**Given instruction:**
Transcribe the material in full, exactly as written.

(Data records)
start
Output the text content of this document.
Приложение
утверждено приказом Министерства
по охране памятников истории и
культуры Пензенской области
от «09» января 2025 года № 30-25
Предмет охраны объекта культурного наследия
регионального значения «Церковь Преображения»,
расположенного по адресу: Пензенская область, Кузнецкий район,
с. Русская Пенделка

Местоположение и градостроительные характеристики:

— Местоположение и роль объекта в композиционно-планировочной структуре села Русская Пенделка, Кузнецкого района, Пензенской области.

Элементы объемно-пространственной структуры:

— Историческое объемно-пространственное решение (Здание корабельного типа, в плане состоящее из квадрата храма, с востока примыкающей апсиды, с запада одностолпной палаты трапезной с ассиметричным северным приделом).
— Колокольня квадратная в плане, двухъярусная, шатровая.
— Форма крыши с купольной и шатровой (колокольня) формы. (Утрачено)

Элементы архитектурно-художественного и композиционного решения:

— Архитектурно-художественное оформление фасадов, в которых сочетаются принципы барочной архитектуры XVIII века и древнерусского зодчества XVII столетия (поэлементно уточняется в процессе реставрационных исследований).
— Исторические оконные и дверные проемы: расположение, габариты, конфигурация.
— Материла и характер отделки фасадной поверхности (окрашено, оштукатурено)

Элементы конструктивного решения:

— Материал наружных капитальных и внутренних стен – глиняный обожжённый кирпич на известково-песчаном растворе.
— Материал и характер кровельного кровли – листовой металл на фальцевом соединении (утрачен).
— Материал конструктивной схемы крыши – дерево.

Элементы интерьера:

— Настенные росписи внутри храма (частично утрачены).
end
**Task answer:**
Output the text content of this document.
Приложение
утверждено приказом Министерства
по охране памятников истории и
культуры Пензенской области
от «09» января 2025 года № 30-25
Предмет охраны объекта культурного наследия
регионального значения «Церковь Преображения»,
расположенного по адресу: Пензенская область, Кузнецкий район,
с. Русская Пенделка

Местоположение и градостроительные характеристики:

— Местоположение и роль объекта в композиционно-планировочной структуре села Русская Пенделка, Кузнецкого района, Пензенской области.

Элементы объемно-пространственной структуры:

— Историческое объемно-пространственное решение (Здание корабельного типа, в плане состоящее из квадрата храма, с востока примыкающей апсиды, с запада одностолпной палаты трапезной с ассиметричным северным приделом).
— Колокольня квадратная в плане, двухъярусная, шатровая.
— Форма крыши с купольной и шатровой (колокольня) формы. (Утрачено)

Элементы архитектурно-художественного и композиционного решения:

— Архитектурно-художественное оформление фасадов, в которых сочетаются принципы барочной архитектуры XVIII века и древнерусского зодчества XVII столетия (поэлементно уточняется в процессе реставрационных исследований).
— Исторические оконные и дверные проемы: расположение, габариты, конфигурация.
— Материла и характер отделки фасадной поверхности (окрашено, оштукатурено)

Элементы конструктивного решения:

— Материал наружных капитальных и внутренних стен – глиняный обожжённый кирпич на известково-песчаном растворе.
— Материал и характер кровельного кровли – листовой металл на фальцевом соединении (утрачен).
— Материал конструктивной схемы крыши – дерево.

Элементы интерьера:

— Настенные росписи внутри храма (частично утрачены).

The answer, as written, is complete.